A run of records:
---*---
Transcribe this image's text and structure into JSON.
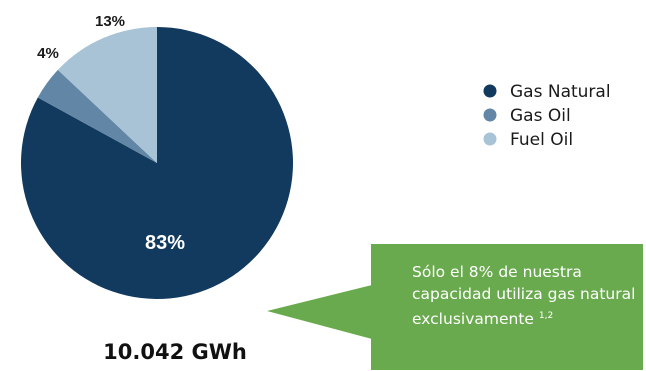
{
  "chart_data": {
    "type": "pie",
    "start": "top-clockwise",
    "slices": [
      {
        "name": "Gas Natural",
        "value": 83,
        "label": "83%",
        "color": "#123a5e"
      },
      {
        "name": "Gas Oil",
        "value": 4,
        "label": "4%",
        "color": "#6287a6"
      },
      {
        "name": "Fuel Oil",
        "value": 13,
        "label": "13%",
        "color": "#a8c3d6"
      }
    ],
    "legend": [
      "Gas Natural",
      "Gas Oil",
      "Fuel Oil"
    ],
    "legend_position": "right"
  },
  "total_label": "10.042 GWh",
  "callout": {
    "text": "Sólo el 8% de nuestra capacidad utiliza gas natural exclusivamente",
    "footnote": "1,2",
    "color": "#6aaa4e"
  }
}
---*---
[STATED GOAL] The records above need to be restated word for word, with the pictures left out.

[TASK SOLUTION]
Transcribe this image's text and structure into JSON.
{
  "chart_data": {
    "type": "pie",
    "start": "top-clockwise",
    "slices": [
      {
        "name": "Gas Natural",
        "value": 83,
        "label": "83%",
        "color": "#123a5e"
      },
      {
        "name": "Gas Oil",
        "value": 4,
        "label": "4%",
        "color": "#6287a6"
      },
      {
        "name": "Fuel Oil",
        "value": 13,
        "label": "13%",
        "color": "#a8c3d6"
      }
    ],
    "legend": [
      "Gas Natural",
      "Gas Oil",
      "Fuel Oil"
    ],
    "legend_position": "right"
  },
  "total_label": "10.042 GWh",
  "callout": {
    "text": "Sólo el 8% de nuestra capacidad utiliza gas natural exclusivamente",
    "footnote": "1,2",
    "color": "#6aaa4e"
  }
}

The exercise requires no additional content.